# The task
Every record should be copied exactly, except that pictures are to be omitted.

(Stored data entries)
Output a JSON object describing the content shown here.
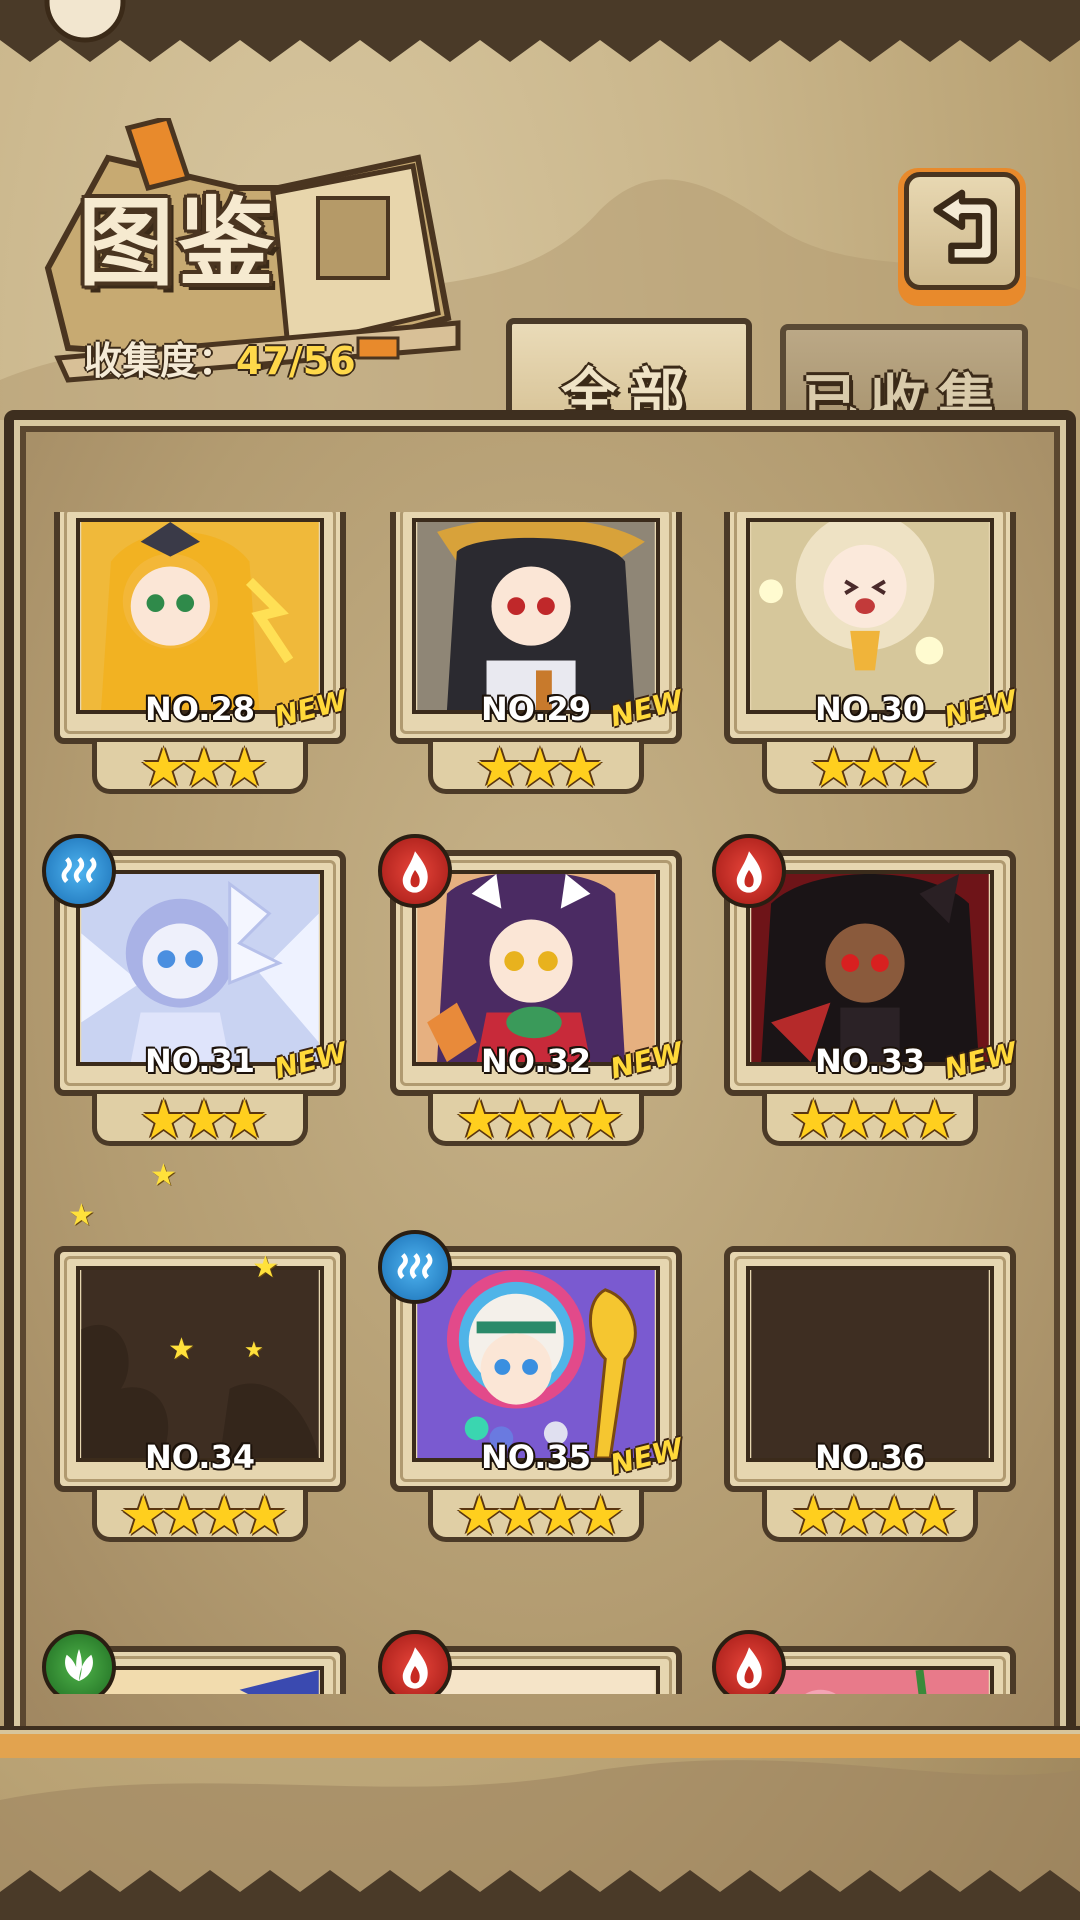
{
  "header": {
    "title": "图鉴",
    "collection_label": "收集度：",
    "collection_value": "47/56"
  },
  "tabs": [
    {
      "label": "全部",
      "active": true
    },
    {
      "label": "已收集",
      "active": false
    }
  ],
  "cards": [
    {
      "no": "NO.28",
      "stars": 3,
      "new": true,
      "element": null
    },
    {
      "no": "NO.29",
      "stars": 3,
      "new": true,
      "element": null
    },
    {
      "no": "NO.30",
      "stars": 3,
      "new": true,
      "element": null
    },
    {
      "no": "NO.31",
      "stars": 3,
      "new": true,
      "element": "water"
    },
    {
      "no": "NO.32",
      "stars": 4,
      "new": true,
      "element": "fire"
    },
    {
      "no": "NO.33",
      "stars": 4,
      "new": true,
      "element": "fire"
    },
    {
      "no": "NO.34",
      "stars": 4,
      "new": false,
      "element": null,
      "locked": true
    },
    {
      "no": "NO.35",
      "stars": 4,
      "new": true,
      "element": "water"
    },
    {
      "no": "NO.36",
      "stars": 4,
      "new": false,
      "element": null,
      "locked": true
    }
  ],
  "new_label": "NEW",
  "star_glyph": "★",
  "partial_row_elements": [
    "leaf",
    "fire",
    "fire"
  ],
  "colors": {
    "accent_orange": "#e88a2c",
    "star_yellow": "#ffcf1e",
    "frame_dark": "#4b3a27"
  }
}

# Task output
Output a JSON object describing the content shown here.
{
  "header": {
    "title": "图鉴",
    "collection_label": "收集度：",
    "collection_value": "47/56"
  },
  "tabs": [
    {
      "label": "全部",
      "active": true
    },
    {
      "label": "已收集",
      "active": false
    }
  ],
  "cards": [
    {
      "no": "NO.28",
      "stars": 3,
      "new": true,
      "element": null
    },
    {
      "no": "NO.29",
      "stars": 3,
      "new": true,
      "element": null
    },
    {
      "no": "NO.30",
      "stars": 3,
      "new": true,
      "element": null
    },
    {
      "no": "NO.31",
      "stars": 3,
      "new": true,
      "element": "water"
    },
    {
      "no": "NO.32",
      "stars": 4,
      "new": true,
      "element": "fire"
    },
    {
      "no": "NO.33",
      "stars": 4,
      "new": true,
      "element": "fire"
    },
    {
      "no": "NO.34",
      "stars": 4,
      "new": false,
      "element": null,
      "locked": true
    },
    {
      "no": "NO.35",
      "stars": 4,
      "new": true,
      "element": "water"
    },
    {
      "no": "NO.36",
      "stars": 4,
      "new": false,
      "element": null,
      "locked": true
    }
  ],
  "new_label": "NEW",
  "star_glyph": "★",
  "partial_row_elements": [
    "leaf",
    "fire",
    "fire"
  ],
  "colors": {
    "accent_orange": "#e88a2c",
    "star_yellow": "#ffcf1e",
    "frame_dark": "#4b3a27"
  }
}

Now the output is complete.